§ **PROBLEM REQUIREMENTS**
Search the data for the word "enlevés". Reproduce every line where it is found.

☆ ☆ ☆ ☆ ☆ ☆ ☆

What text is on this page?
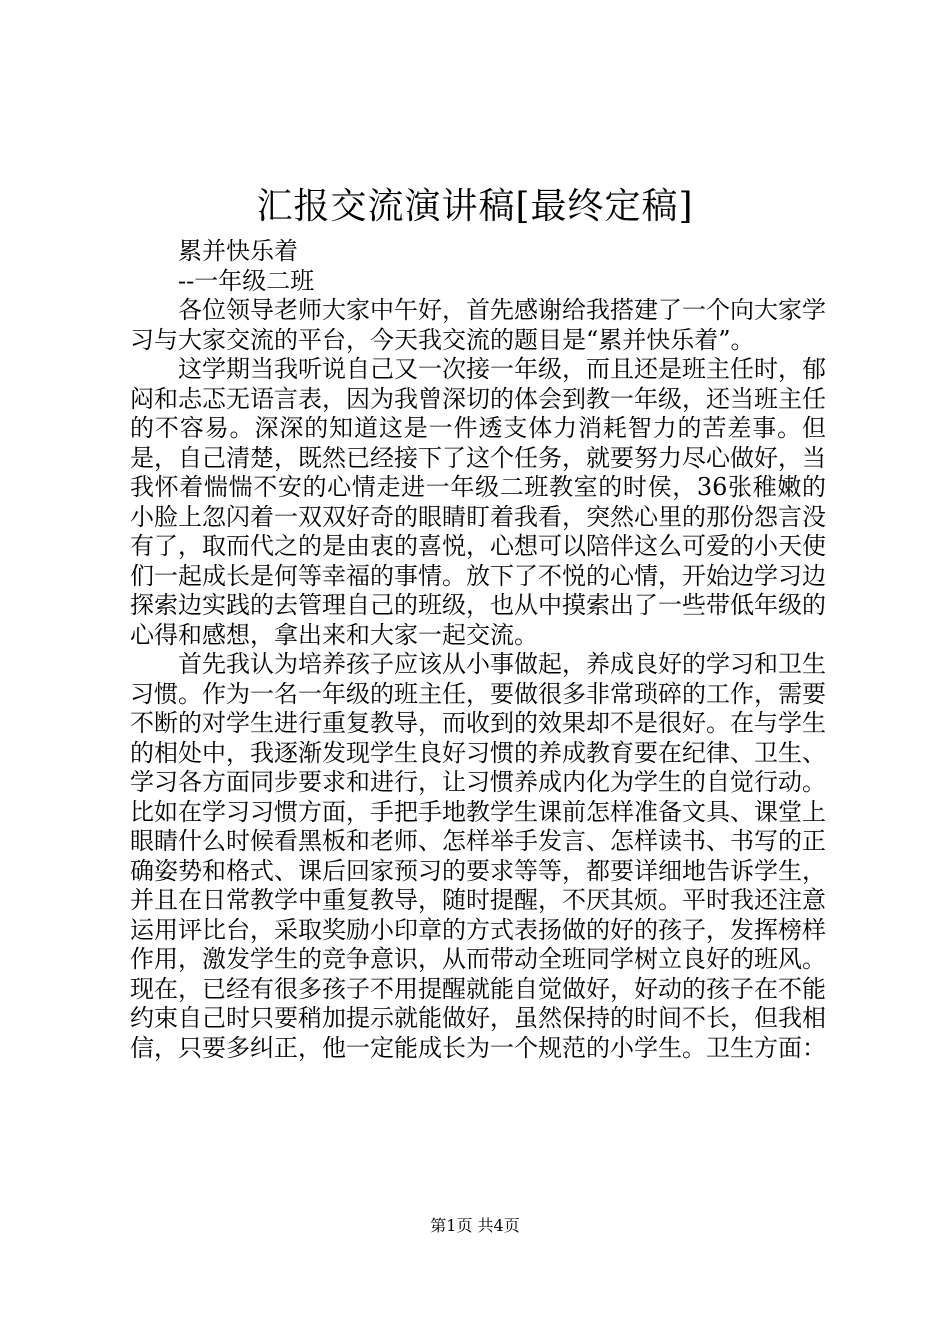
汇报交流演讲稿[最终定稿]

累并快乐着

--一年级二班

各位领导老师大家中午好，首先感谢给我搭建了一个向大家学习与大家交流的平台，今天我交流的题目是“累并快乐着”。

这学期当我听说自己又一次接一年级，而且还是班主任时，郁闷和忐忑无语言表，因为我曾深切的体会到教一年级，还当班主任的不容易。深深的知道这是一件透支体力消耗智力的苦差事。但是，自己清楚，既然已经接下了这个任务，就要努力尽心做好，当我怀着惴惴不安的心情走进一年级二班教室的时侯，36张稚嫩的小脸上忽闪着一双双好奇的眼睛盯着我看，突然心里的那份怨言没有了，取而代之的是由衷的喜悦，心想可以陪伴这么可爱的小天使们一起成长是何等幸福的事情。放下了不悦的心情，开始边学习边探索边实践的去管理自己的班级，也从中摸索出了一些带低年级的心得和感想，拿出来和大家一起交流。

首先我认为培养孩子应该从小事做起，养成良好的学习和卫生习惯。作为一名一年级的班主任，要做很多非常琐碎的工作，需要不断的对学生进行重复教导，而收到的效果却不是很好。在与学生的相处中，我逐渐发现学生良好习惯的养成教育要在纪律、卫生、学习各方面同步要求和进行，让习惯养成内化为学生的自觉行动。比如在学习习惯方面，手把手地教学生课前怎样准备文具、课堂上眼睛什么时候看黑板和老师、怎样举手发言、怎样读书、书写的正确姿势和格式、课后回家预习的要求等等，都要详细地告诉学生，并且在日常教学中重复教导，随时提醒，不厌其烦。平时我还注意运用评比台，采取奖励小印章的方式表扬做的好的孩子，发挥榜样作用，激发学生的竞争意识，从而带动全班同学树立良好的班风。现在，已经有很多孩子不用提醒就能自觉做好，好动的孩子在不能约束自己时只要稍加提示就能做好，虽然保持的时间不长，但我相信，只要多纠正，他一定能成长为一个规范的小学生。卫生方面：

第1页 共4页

☆ ☆ ☆ ☆ ☆ ☆ ☆

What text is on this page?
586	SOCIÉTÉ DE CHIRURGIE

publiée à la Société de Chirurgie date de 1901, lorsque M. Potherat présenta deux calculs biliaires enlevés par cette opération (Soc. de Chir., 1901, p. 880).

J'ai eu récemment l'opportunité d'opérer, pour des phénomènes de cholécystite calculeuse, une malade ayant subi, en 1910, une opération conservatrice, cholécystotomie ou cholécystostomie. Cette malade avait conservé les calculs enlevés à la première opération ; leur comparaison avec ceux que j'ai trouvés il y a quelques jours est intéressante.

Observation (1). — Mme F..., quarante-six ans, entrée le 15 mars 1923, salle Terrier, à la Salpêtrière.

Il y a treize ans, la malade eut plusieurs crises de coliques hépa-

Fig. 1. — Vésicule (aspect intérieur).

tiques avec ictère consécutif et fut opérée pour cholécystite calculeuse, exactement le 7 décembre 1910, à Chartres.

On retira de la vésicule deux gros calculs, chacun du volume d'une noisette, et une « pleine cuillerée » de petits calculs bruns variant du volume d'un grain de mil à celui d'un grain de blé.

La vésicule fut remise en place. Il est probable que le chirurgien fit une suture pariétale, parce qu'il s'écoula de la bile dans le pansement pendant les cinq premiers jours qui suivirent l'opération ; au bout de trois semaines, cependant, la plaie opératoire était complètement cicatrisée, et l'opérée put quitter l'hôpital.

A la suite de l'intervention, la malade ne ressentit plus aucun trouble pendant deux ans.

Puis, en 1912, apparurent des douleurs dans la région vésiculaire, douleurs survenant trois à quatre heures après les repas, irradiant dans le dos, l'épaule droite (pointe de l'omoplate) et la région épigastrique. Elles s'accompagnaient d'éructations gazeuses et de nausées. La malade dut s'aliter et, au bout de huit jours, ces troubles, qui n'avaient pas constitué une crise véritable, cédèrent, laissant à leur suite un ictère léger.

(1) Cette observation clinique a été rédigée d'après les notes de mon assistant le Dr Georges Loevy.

☆ ☆ ☆ ☆ ☆ ☆ ☆

§ **EXERCISE RESPONSE**
publiée à la Société de Chirurgie date de 1901, lorsque M. Potherat présenta deux calculs biliaires enlevés par cette opération (Soc. de Chir., 1901, p. 880).
J'ai eu récemment l'opportunité d'opérer, pour des phénomènes de cholécystite calculeuse, une malade ayant subi, en 1910, une opération conservatrice, cholécystotomie ou cholécystostomie. Cette malade avait conservé les calculs enlevés à la première opération ; leur comparaison avec ceux que j'ai trouvés il y a quelques jours est intéressante.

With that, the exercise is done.